■ PROBLEM REQUIREMENTS ■
Without including the pictures, copy out every line below.
* Begin *
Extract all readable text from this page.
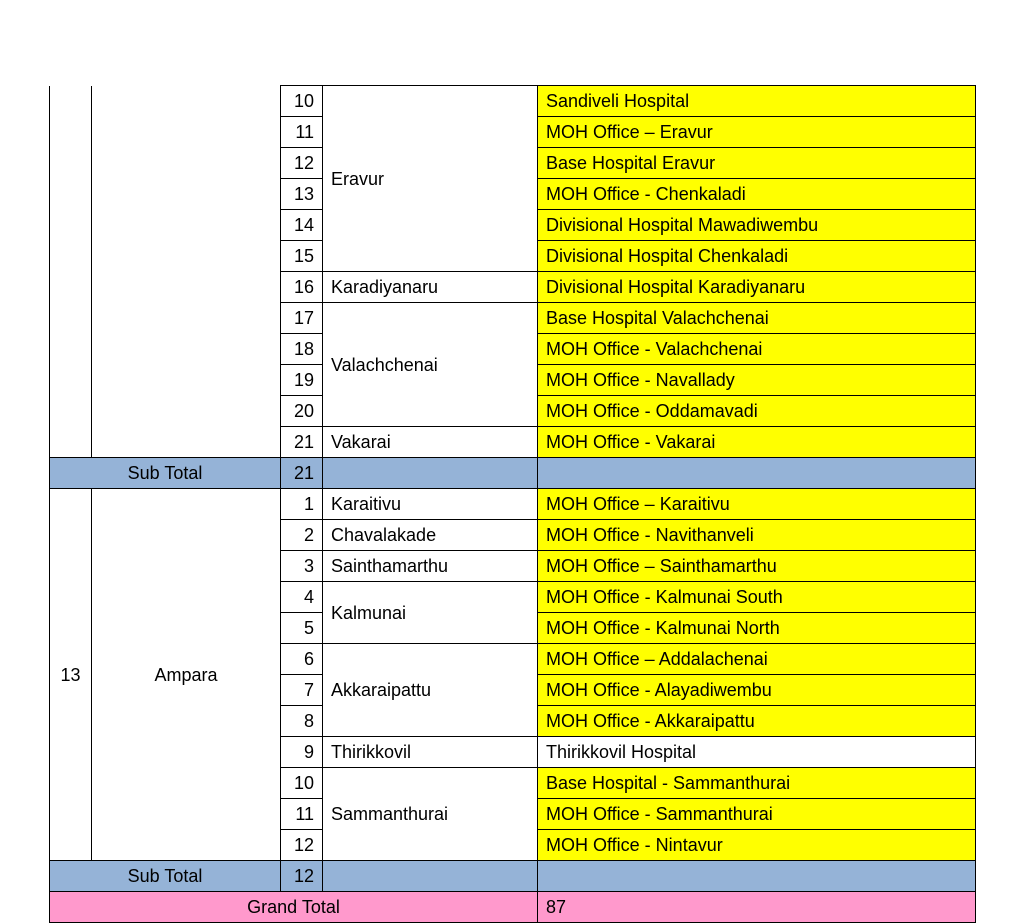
		10	Eravur	Sandiveli Hospital
		11		MOH Office – Eravur
		12		Base Hospital Eravur
		13		MOH Office - Chenkaladi
		14		Divisional Hospital Mawadiwembu
		15		Divisional Hospital Chenkaladi
		16	Karadiyanaru	Divisional Hospital Karadiyanaru
		17	Valachchenai	Base Hospital Valachchenai
		18		MOH Office - Valachchenai
		19		MOH Office - Navallady
		20		MOH Office - Oddamavadi
		21	Vakarai	MOH Office - Vakarai
Sub Total		21		
13	Ampara	1	Karaitivu	MOH Office – Karaitivu
		2	Chavalakade	MOH Office - Navithanveli
		3	Sainthamarthu	MOH Office – Sainthamarthu
		4	Kalmunai	MOH Office - Kalmunai South
		5		MOH Office - Kalmunai North
		6	Akkaraipattu	MOH Office – Addalachenai
		7		MOH Office - Alayadiwembu
		8		MOH Office - Akkaraipattu
		9	Thirikkovil	Thirikkovil Hospital
		10	Sammanthurai	Base Hospital - Sammanthurai
		11		MOH Office - Sammanthurai
		12		MOH Office - Nintavur
Sub Total		12		
Grand Total				87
* End *
■ TASK RESULT ■
Extract all readable text from this page.
		10	Eravur	Sandiveli Hospital
		11		MOH Office – Eravur
		12		Base Hospital Eravur
		13		MOH Office - Chenkaladi
		14		Divisional Hospital Mawadiwembu
		15		Divisional Hospital Chenkaladi
		16	Karadiyanaru	Divisional Hospital Karadiyanaru
		17	Valachchenai	Base Hospital Valachchenai
		18		MOH Office - Valachchenai
		19		MOH Office - Navallady
		20		MOH Office - Oddamavadi
		21	Vakarai	MOH Office - Vakarai
Sub Total		21		
13	Ampara	1	Karaitivu	MOH Office – Karaitivu
		2	Chavalakade	MOH Office - Navithanveli
		3	Sainthamarthu	MOH Office – Sainthamarthu
		4	Kalmunai	MOH Office - Kalmunai South
		5		MOH Office - Kalmunai North
		6	Akkaraipattu	MOH Office – Addalachenai
		7		MOH Office - Alayadiwembu
		8		MOH Office - Akkaraipattu
		9	Thirikkovil	Thirikkovil Hospital
		10	Sammanthurai	Base Hospital - Sammanthurai
		11		MOH Office - Sammanthurai
		12		MOH Office - Nintavur
Sub Total		12		
Grand Total				87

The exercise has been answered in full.